WHAT TO PRODUCE:
Locate the line that contains "Enumerate this screenshot's". Reproduce it and all following lines up to the end of the material, exactly and with nothing added.

[Figure dataset records]
---+---

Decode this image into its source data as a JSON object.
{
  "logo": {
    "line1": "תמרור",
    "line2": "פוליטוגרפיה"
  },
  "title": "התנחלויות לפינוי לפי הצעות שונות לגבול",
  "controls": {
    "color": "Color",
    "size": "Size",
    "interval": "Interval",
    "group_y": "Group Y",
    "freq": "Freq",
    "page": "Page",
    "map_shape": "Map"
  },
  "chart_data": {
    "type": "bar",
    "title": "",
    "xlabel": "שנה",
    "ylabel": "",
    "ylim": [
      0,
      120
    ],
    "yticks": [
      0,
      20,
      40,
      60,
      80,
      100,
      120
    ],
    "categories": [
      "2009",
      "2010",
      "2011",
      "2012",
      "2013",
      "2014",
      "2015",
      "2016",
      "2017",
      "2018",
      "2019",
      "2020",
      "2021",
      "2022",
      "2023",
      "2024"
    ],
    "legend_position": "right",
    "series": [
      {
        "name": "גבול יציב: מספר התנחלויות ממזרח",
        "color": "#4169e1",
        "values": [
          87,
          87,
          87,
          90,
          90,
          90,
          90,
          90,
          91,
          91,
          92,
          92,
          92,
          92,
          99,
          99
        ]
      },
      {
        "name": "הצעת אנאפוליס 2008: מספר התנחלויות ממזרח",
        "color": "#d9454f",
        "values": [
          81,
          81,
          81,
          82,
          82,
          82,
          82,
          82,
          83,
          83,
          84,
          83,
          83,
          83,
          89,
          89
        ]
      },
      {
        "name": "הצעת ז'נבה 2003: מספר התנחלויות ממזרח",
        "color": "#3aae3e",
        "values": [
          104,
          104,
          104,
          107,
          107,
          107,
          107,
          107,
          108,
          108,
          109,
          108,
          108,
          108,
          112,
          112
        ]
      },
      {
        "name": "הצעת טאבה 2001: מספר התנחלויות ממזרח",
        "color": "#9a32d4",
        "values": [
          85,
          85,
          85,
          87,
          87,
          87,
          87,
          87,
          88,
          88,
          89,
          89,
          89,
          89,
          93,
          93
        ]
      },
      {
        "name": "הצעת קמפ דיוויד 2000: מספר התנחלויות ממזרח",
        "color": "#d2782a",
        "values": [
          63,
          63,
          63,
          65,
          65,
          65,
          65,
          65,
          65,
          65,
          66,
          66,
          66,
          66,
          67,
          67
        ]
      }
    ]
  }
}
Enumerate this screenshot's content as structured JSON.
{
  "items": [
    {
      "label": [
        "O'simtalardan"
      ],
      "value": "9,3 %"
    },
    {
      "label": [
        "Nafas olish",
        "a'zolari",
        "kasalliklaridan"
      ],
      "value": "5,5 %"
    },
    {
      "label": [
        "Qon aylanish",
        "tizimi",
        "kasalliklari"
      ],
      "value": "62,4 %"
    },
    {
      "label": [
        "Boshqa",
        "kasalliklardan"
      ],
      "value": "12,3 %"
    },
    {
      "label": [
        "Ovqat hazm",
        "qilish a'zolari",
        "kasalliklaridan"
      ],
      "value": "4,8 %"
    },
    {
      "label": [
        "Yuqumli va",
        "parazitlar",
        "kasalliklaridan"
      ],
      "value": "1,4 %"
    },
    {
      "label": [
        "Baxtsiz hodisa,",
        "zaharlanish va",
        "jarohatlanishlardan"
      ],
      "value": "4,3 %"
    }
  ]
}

---+---

FULL OUTPUT:
Enumerate this screenshot's content as structured JSON.
{
  "items": [
    {
      "label": [
        "O'simtalardan"
      ],
      "value": "9,3 %"
    },
    {
      "label": [
        "Nafas olish",
        "a'zolari",
        "kasalliklaridan"
      ],
      "value": "5,5 %"
    },
    {
      "label": [
        "Qon aylanish",
        "tizimi",
        "kasalliklari"
      ],
      "value": "62,4 %"
    },
    {
      "label": [
        "Boshqa",
        "kasalliklardan"
      ],
      "value": "12,3 %"
    },
    {
      "label": [
        "Ovqat hazm",
        "qilish a'zolari",
        "kasalliklaridan"
      ],
      "value": "4,8 %"
    },
    {
      "label": [
        "Yuqumli va",
        "parazitlar",
        "kasalliklaridan"
      ],
      "value": "1,4 %"
    },
    {
      "label": [
        "Baxtsiz hodisa,",
        "zaharlanish va",
        "jarohatlanishlardan"
      ],
      "value": "4,3 %"
    }
  ]
}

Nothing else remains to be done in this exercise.